[Provided entries start]

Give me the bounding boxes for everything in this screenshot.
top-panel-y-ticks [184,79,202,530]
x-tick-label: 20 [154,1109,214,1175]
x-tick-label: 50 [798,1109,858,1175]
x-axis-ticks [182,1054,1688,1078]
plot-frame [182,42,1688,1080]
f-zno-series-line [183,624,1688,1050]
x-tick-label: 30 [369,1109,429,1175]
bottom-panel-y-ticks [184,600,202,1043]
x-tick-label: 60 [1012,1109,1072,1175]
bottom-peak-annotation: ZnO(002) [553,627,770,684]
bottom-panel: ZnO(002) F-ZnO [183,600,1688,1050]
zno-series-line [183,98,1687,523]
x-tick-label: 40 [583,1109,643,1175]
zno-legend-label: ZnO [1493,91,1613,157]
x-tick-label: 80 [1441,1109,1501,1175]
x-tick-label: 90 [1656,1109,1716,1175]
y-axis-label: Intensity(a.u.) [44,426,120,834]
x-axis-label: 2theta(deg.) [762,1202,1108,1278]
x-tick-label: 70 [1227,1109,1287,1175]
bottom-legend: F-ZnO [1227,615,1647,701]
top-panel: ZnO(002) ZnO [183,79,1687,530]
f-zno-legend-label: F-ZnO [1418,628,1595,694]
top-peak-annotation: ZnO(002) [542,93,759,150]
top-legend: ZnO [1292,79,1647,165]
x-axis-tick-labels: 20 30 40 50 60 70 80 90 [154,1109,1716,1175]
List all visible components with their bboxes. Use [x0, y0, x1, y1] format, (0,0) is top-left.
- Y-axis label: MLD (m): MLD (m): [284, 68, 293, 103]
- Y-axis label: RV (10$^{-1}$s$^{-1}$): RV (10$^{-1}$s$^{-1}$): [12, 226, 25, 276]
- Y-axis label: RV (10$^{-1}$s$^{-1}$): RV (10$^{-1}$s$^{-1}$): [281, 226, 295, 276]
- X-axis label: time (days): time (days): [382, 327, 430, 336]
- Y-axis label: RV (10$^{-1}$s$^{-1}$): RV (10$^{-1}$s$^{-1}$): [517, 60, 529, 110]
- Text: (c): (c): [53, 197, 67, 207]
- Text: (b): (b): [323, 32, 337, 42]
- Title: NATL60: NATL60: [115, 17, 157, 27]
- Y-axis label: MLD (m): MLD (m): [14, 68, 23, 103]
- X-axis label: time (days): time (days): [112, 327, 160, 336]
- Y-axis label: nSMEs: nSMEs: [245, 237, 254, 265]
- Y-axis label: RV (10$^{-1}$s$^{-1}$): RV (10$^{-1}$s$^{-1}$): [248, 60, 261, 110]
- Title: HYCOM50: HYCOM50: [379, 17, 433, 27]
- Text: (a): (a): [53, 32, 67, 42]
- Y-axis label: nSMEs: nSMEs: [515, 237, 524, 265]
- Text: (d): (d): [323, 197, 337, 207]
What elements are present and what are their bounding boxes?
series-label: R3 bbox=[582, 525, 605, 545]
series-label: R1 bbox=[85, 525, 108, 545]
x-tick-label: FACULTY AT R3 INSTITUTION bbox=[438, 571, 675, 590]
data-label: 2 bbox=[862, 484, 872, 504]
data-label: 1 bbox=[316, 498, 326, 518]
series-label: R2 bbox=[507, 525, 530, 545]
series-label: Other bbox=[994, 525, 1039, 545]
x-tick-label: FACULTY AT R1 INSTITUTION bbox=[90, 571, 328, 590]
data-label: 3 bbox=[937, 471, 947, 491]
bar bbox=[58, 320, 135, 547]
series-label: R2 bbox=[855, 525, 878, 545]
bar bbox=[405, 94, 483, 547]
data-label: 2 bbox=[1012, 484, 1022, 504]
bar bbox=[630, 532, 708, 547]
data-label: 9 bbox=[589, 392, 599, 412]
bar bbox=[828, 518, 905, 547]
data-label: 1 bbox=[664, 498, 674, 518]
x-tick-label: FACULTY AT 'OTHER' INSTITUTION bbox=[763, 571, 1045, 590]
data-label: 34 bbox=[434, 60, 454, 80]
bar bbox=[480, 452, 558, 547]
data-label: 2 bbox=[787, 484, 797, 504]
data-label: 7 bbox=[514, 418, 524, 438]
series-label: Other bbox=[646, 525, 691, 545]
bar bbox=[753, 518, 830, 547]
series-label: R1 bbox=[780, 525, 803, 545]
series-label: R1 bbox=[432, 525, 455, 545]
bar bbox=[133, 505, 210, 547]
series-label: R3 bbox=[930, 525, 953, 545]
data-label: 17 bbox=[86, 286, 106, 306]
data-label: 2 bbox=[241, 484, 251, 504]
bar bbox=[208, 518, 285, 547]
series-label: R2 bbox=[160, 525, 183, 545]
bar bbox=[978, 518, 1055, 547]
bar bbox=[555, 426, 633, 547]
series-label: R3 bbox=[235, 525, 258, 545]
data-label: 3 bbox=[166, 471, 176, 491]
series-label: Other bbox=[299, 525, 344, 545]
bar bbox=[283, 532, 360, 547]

[Provided entries end]

## Job
Express the items above as a JSON list of strings, with one string for each line and blank lines omitted.

## Response to the exercise
[
  "Give me the bounding boxes for everything in this screenshot.",
  "top-panel-y-ticks [184,79,202,530]",
  "x-tick-label: 20 [154,1109,214,1175]",
  "x-tick-label: 50 [798,1109,858,1175]",
  "x-axis-ticks [182,1054,1688,1078]",
  "plot-frame [182,42,1688,1080]",
  "f-zno-series-line [183,624,1688,1050]",
  "x-tick-label: 30 [369,1109,429,1175]",
  "bottom-panel-y-ticks [184,600,202,1043]",
  "x-tick-label: 60 [1012,1109,1072,1175]",
  "bottom-peak-annotation: ZnO(002) [553,627,770,684]",
  "bottom-panel: ZnO(002) F-ZnO [183,600,1688,1050]",
  "zno-series-line [183,98,1687,523]",
  "x-tick-label: 40 [583,1109,643,1175]",
  "zno-legend-label: ZnO [1493,91,1613,157]",
  "x-tick-label: 80 [1441,1109,1501,1175]",
  "x-tick-label: 90 [1656,1109,1716,1175]",
  "y-axis-label: Intensity(a.u.) [44,426,120,834]",
  "x-axis-label: 2theta(deg.) [762,1202,1108,1278]",
  "x-tick-label: 70 [1227,1109,1287,1175]",
  "bottom-legend: F-ZnO [1227,615,1647,701]",
  "top-panel: ZnO(002) ZnO [183,79,1687,530]",
  "f-zno-legend-label: F-ZnO [1418,628,1595,694]",
  "top-peak-annotation: ZnO(002) [542,93,759,150]",
  "top-legend: ZnO [1292,79,1647,165]",
  "x-axis-tick-labels: 20 30 40 50 60 70 80 90 [154,1109,1716,1175]",
  "List all visible components with their bboxes. Use [x0, y0, x1, y1] format, (0,0) is top-left.",
  "- Y-axis label: MLD (m): MLD (m): [284, 68, 293, 103]",
  "- Y-axis label: RV (10$^{-1}$s$^{-1}$): RV (10$^{-1}$s$^{-1}$): [12, 226, 25, 276]",
  "- Y-axis label: RV (10$^{-1}$s$^{-1}$): RV (10$^{-1}$s$^{-1}$): [281, 226, 295, 276]",
  "- X-axis label: time (days): time (days): [382, 327, 430, 336]",
  "- Y-axis label: RV (10$^{-1}$s$^{-1}$): RV (10$^{-1}$s$^{-1}$): [517, 60, 529, 110]",
  "- Text: (c): (c): [53, 197, 67, 207]",
  "- Text: (b): (b): [323, 32, 337, 42]",
  "- Title: NATL60: NATL60: [115, 17, 157, 27]",
  "- Y-axis label: MLD (m): MLD (m): [14, 68, 23, 103]",
  "- X-axis label: time (days): time (days): [112, 327, 160, 336]",
  "- Y-axis label: nSMEs: nSMEs: [245, 237, 254, 265]",
  "- Y-axis label: RV (10$^{-1}$s$^{-1}$): RV (10$^{-1}$s$^{-1}$): [248, 60, 261, 110]",
  "- Title: HYCOM50: HYCOM50: [379, 17, 433, 27]",
  "- Text: (a): (a): [53, 32, 67, 42]",
  "- Y-axis label: nSMEs: nSMEs: [515, 237, 524, 265]",
  "- Text: (d): (d): [323, 197, 337, 207]",
  "What elements are present and what are their bounding boxes?",
  "series-label: R3 bbox=[582, 525, 605, 545]",
  "series-label: R1 bbox=[85, 525, 108, 545]",
  "x-tick-label: FACULTY AT R3 INSTITUTION bbox=[438, 571, 675, 590]",
  "data-label: 2 bbox=[862, 484, 872, 504]",
  "data-label: 1 bbox=[316, 498, 326, 518]",
  "series-label: R2 bbox=[507, 525, 530, 545]",
  "series-label: Other bbox=[994, 525, 1039, 545]",
  "x-tick-label: FACULTY AT R1 INSTITUTION bbox=[90, 571, 328, 590]",
  "data-label: 3 bbox=[937, 471, 947, 491]",
  "bar bbox=[58, 320, 135, 547]",
  "series-label: R2 bbox=[855, 525, 878, 545]",
  "bar bbox=[405, 94, 483, 547]",
  "data-label: 2 bbox=[1012, 484, 1022, 504]",
  "bar bbox=[630, 532, 708, 547]",
  "data-label: 9 bbox=[589, 392, 599, 412]",
  "bar bbox=[828, 518, 905, 547]",
  "data-label: 1 bbox=[664, 498, 674, 518]",
  "x-tick-label: FACULTY AT 'OTHER' INSTITUTION bbox=[763, 571, 1045, 590]",
  "data-label: 34 bbox=[434, 60, 454, 80]",
  "bar bbox=[480, 452, 558, 547]",
  "data-label: 2 bbox=[787, 484, 797, 504]",
  "data-label: 7 bbox=[514, 418, 524, 438]",
  "series-label: Other bbox=[646, 525, 691, 545]",
  "bar bbox=[753, 518, 830, 547]",
  "series-label: R1 bbox=[780, 525, 803, 545]",
  "series-label: R1 bbox=[432, 525, 455, 545]",
  "bar bbox=[133, 505, 210, 547]",
  "series-label: R3 bbox=[930, 525, 953, 545]",
  "data-label: 17 bbox=[86, 286, 106, 306]",
  "data-label: 2 bbox=[241, 484, 251, 504]",
  "bar bbox=[208, 518, 285, 547]",
  "series-label: R2 bbox=[160, 525, 183, 545]",
  "bar bbox=[978, 518, 1055, 547]",
  "bar bbox=[555, 426, 633, 547]",
  "series-label: R3 bbox=[235, 525, 258, 545]",
  "data-label: 3 bbox=[166, 471, 176, 491]",
  "series-label: Other bbox=[299, 525, 344, 545]",
  "bar bbox=[283, 532, 360, 547]"
]